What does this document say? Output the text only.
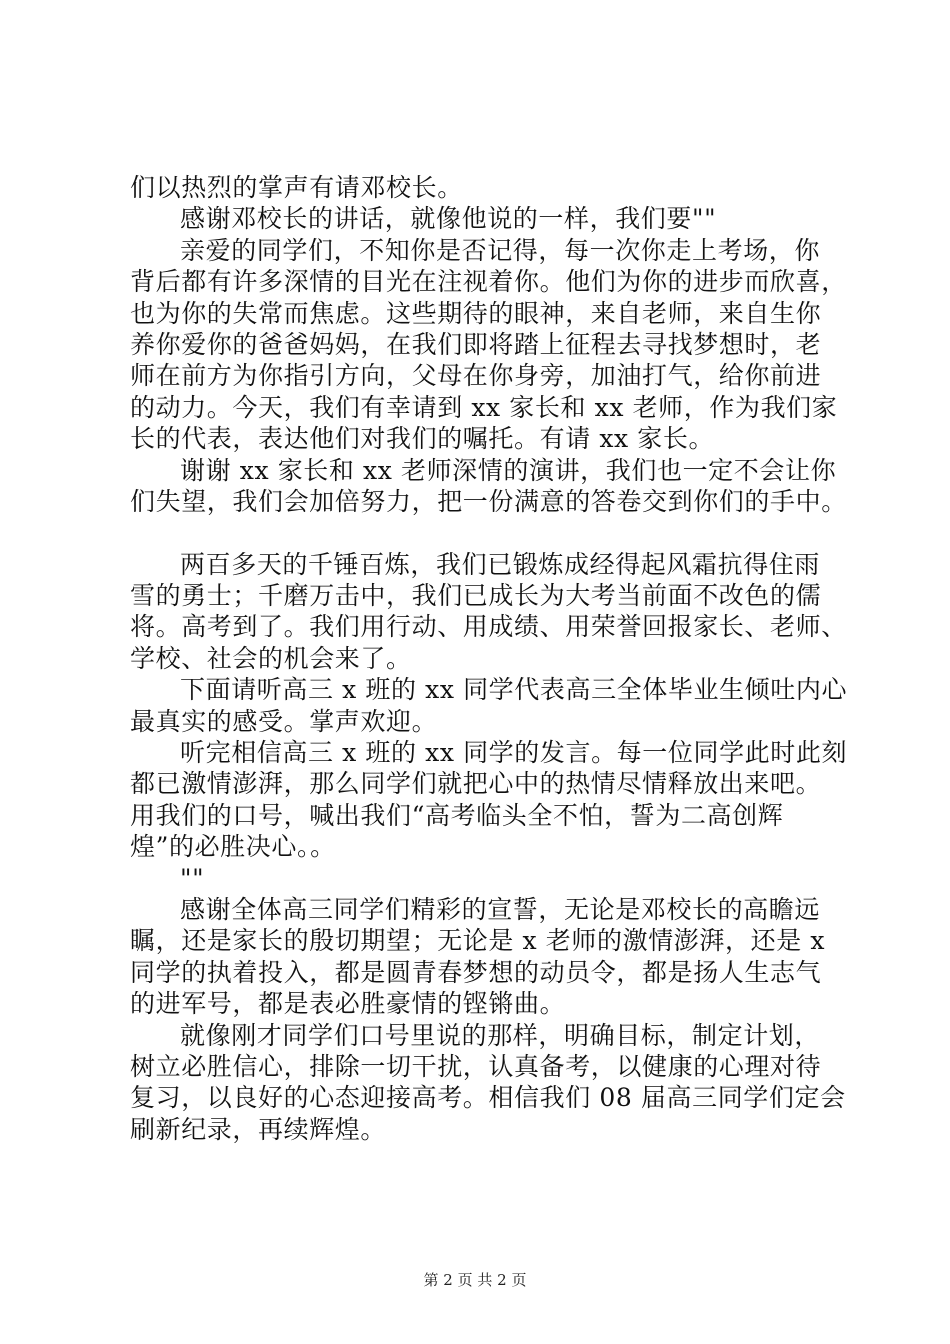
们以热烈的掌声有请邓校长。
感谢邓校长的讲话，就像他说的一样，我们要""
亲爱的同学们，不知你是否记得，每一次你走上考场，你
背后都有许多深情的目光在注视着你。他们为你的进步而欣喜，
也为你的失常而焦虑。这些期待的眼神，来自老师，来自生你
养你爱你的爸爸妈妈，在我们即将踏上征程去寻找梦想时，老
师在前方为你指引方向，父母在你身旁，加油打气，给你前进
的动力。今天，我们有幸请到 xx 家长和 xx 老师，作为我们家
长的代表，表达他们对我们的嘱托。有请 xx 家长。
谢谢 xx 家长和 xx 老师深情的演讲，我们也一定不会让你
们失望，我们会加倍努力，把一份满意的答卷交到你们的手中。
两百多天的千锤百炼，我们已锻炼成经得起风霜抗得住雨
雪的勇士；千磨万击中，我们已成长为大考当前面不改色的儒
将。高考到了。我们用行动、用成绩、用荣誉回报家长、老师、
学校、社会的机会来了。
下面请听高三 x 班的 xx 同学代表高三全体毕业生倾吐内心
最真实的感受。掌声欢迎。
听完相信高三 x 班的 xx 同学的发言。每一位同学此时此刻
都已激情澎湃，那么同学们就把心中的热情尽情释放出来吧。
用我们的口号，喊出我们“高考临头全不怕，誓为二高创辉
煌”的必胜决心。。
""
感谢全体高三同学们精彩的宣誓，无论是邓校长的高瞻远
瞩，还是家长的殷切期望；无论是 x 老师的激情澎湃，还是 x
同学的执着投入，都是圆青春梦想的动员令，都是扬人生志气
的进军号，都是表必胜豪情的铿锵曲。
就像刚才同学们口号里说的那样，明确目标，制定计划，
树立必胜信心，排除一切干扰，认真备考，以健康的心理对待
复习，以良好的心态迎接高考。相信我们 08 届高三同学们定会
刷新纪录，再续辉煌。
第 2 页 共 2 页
####
=== EXERCISE REQUIREMENTS ===
Copy out all of the material exactly as written, without its pictures.

=== SOLUTION TO THIS PROBLEM ===
What does this document say? Output the text only.
们以热烈的掌声有请邓校长。
感谢邓校长的讲话，就像他说的一样，我们要""
亲爱的同学们，不知你是否记得，每一次你走上考场，你
背后都有许多深情的目光在注视着你。他们为你的进步而欣喜，
也为你的失常而焦虑。这些期待的眼神，来自老师，来自生你
养你爱你的爸爸妈妈，在我们即将踏上征程去寻找梦想时，老
师在前方为你指引方向，父母在你身旁，加油打气，给你前进
的动力。今天，我们有幸请到 xx 家长和 xx 老师，作为我们家
长的代表，表达他们对我们的嘱托。有请 xx 家长。
谢谢 xx 家长和 xx 老师深情的演讲，我们也一定不会让你
们失望，我们会加倍努力，把一份满意的答卷交到你们的手中。
两百多天的千锤百炼，我们已锻炼成经得起风霜抗得住雨
雪的勇士；千磨万击中，我们已成长为大考当前面不改色的儒
将。高考到了。我们用行动、用成绩、用荣誉回报家长、老师、
学校、社会的机会来了。
下面请听高三 x 班的 xx 同学代表高三全体毕业生倾吐内心
最真实的感受。掌声欢迎。
听完相信高三 x 班的 xx 同学的发言。每一位同学此时此刻
都已激情澎湃，那么同学们就把心中的热情尽情释放出来吧。
用我们的口号，喊出我们“高考临头全不怕，誓为二高创辉
煌”的必胜决心。。
""
感谢全体高三同学们精彩的宣誓，无论是邓校长的高瞻远
瞩，还是家长的殷切期望；无论是 x 老师的激情澎湃，还是 x
同学的执着投入，都是圆青春梦想的动员令，都是扬人生志气
的进军号，都是表必胜豪情的铿锵曲。
就像刚才同学们口号里说的那样，明确目标，制定计划，
树立必胜信心，排除一切干扰，认真备考，以健康的心理对待
复习，以良好的心态迎接高考。相信我们 08 届高三同学们定会
刷新纪录，再续辉煌。
第 2 页 共 2 页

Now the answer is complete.